BRIEF.
Output every line exactly as written. Leave out pictures.

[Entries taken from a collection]
───

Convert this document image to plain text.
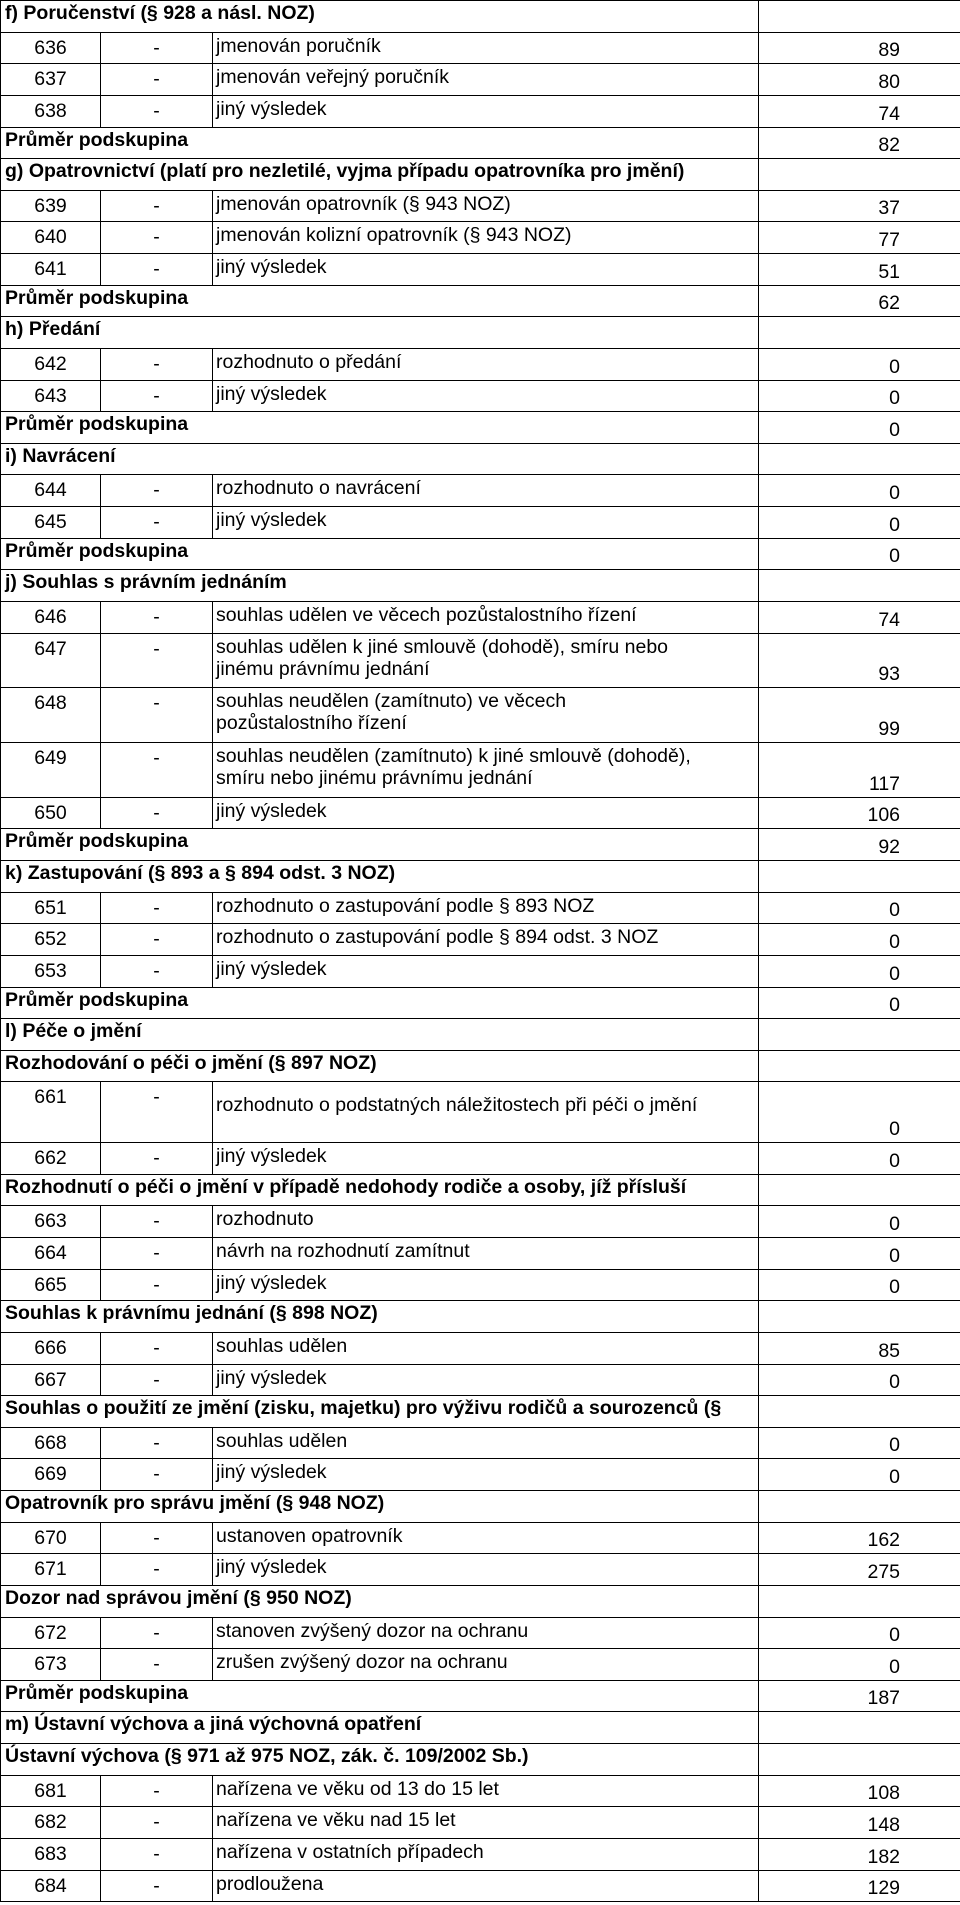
f) Poručenství (§ 928 a násl. NOZ)			
636	-	jmenován poručník	89
637	-	jmenován veřejný poručník	80
638	-	jiný výsledek	74
Průměr podskupina			82
g) Opatrovnictví (platí pro nezletilé, vyjma případu opatrovníka pro jmění)			
639	-	jmenován opatrovník (§ 943 NOZ)	37
640	-	jmenován kolizní opatrovník (§ 943 NOZ)	77
641	-	jiný výsledek	51
Průměr podskupina			62
h) Předání			
642	-	rozhodnuto o předání	0
643	-	jiný výsledek	0
Průměr podskupina			0
i) Navrácení			
644	-	rozhodnuto o navrácení	0
645	-	jiný výsledek	0
Průměr podskupina			0
j) Souhlas s právním jednáním			
646	-	souhlas udělen ve věcech pozůstalostního řízení	74
647	-	souhlas udělen k jiné smlouvě (dohodě), smíru nebo
jinému právnímu jednání	93
648	-	souhlas neudělen (zamítnuto) ve věcech
pozůstalostního řízení	99
649	-	souhlas neudělen (zamítnuto) k jiné smlouvě (dohodě),
smíru nebo jinému právnímu jednání	117
650	-	jiný výsledek	106
Průměr podskupina			92
k) Zastupování (§ 893 a § 894 odst. 3 NOZ)			
651	-	rozhodnuto o zastupování podle § 893 NOZ	0
652	-	rozhodnuto o zastupování podle § 894 odst. 3 NOZ	0
653	-	jiný výsledek	0
Průměr podskupina			0
l) Péče o jmění			
Rozhodování o péči o jmění (§ 897 NOZ)			
661	-	rozhodnuto o podstatných náležitostech při péči o jmění	0
662	-	jiný výsledek	0
Rozhodnutí o péči o jmění v případě nedohody rodiče a osoby, jíž přísluší			
663	-	rozhodnuto	0
664	-	návrh na rozhodnutí zamítnut	0
665	-	jiný výsledek	0
Souhlas k právnímu jednání (§ 898 NOZ)			
666	-	souhlas udělen	85
667	-	jiný výsledek	0
Souhlas o použití ze jmění (zisku, majetku) pro výživu rodičů a sourozenců (§			
668	-	souhlas udělen	0
669	-	jiný výsledek	0
Opatrovník pro správu jmění (§ 948 NOZ)			
670	-	ustanoven opatrovník	162
671	-	jiný výsledek	275
Dozor nad správou jmění (§ 950 NOZ)			
672	-	stanoven zvýšený dozor na ochranu	0
673	-	zrušen zvýšený dozor na ochranu	0
Průměr podskupina			187
m) Ústavní výchova a jiná výchovná opatření			
Ústavní výchova (§ 971 až 975 NOZ, zák. č. 109/2002 Sb.)			
681	-	nařízena ve věku od 13 do 15 let	108
682	-	nařízena ve věku nad 15 let	148
683	-	nařízena v ostatních případech	182
684	-	prodloužena	129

───

FULL ANSWER.
Convert this document image to plain text.
f) Poručenství (§ 928 a násl. NOZ)			
636	-	jmenován poručník	89
637	-	jmenován veřejný poručník	80
638	-	jiný výsledek	74
Průměr podskupina			82
g) Opatrovnictví (platí pro nezletilé, vyjma případu opatrovníka pro jmění)			
639	-	jmenován opatrovník (§ 943 NOZ)	37
640	-	jmenován kolizní opatrovník (§ 943 NOZ)	77
641	-	jiný výsledek	51
Průměr podskupina			62
h) Předání			
642	-	rozhodnuto o předání	0
643	-	jiný výsledek	0
Průměr podskupina			0
i) Navrácení			
644	-	rozhodnuto o navrácení	0
645	-	jiný výsledek	0
Průměr podskupina			0
j) Souhlas s právním jednáním			
646	-	souhlas udělen ve věcech pozůstalostního řízení	74
647	-	souhlas udělen k jiné smlouvě (dohodě), smíru nebo
jinému právnímu jednání	93
648	-	souhlas neudělen (zamítnuto) ve věcech
pozůstalostního řízení	99
649	-	souhlas neudělen (zamítnuto) k jiné smlouvě (dohodě),
smíru nebo jinému právnímu jednání	117
650	-	jiný výsledek	106
Průměr podskupina			92
k) Zastupování (§ 893 a § 894 odst. 3 NOZ)			
651	-	rozhodnuto o zastupování podle § 893 NOZ	0
652	-	rozhodnuto o zastupování podle § 894 odst. 3 NOZ	0
653	-	jiný výsledek	0
Průměr podskupina			0
l) Péče o jmění			
Rozhodování o péči o jmění (§ 897 NOZ)			
661	-	rozhodnuto o podstatných náležitostech při péči o jmění	0
662	-	jiný výsledek	0
Rozhodnutí o péči o jmění v případě nedohody rodiče a osoby, jíž přísluší			
663	-	rozhodnuto	0
664	-	návrh na rozhodnutí zamítnut	0
665	-	jiný výsledek	0
Souhlas k právnímu jednání (§ 898 NOZ)			
666	-	souhlas udělen	85
667	-	jiný výsledek	0
Souhlas o použití ze jmění (zisku, majetku) pro výživu rodičů a sourozenců (§			
668	-	souhlas udělen	0
669	-	jiný výsledek	0
Opatrovník pro správu jmění (§ 948 NOZ)			
670	-	ustanoven opatrovník	162
671	-	jiný výsledek	275
Dozor nad správou jmění (§ 950 NOZ)			
672	-	stanoven zvýšený dozor na ochranu	0
673	-	zrušen zvýšený dozor na ochranu	0
Průměr podskupina			187
m) Ústavní výchova a jiná výchovná opatření			
Ústavní výchova (§ 971 až 975 NOZ, zák. č. 109/2002 Sb.)			
681	-	nařízena ve věku od 13 do 15 let	108
682	-	nařízena ve věku nad 15 let	148
683	-	nařízena v ostatních případech	182
684	-	prodloužena	129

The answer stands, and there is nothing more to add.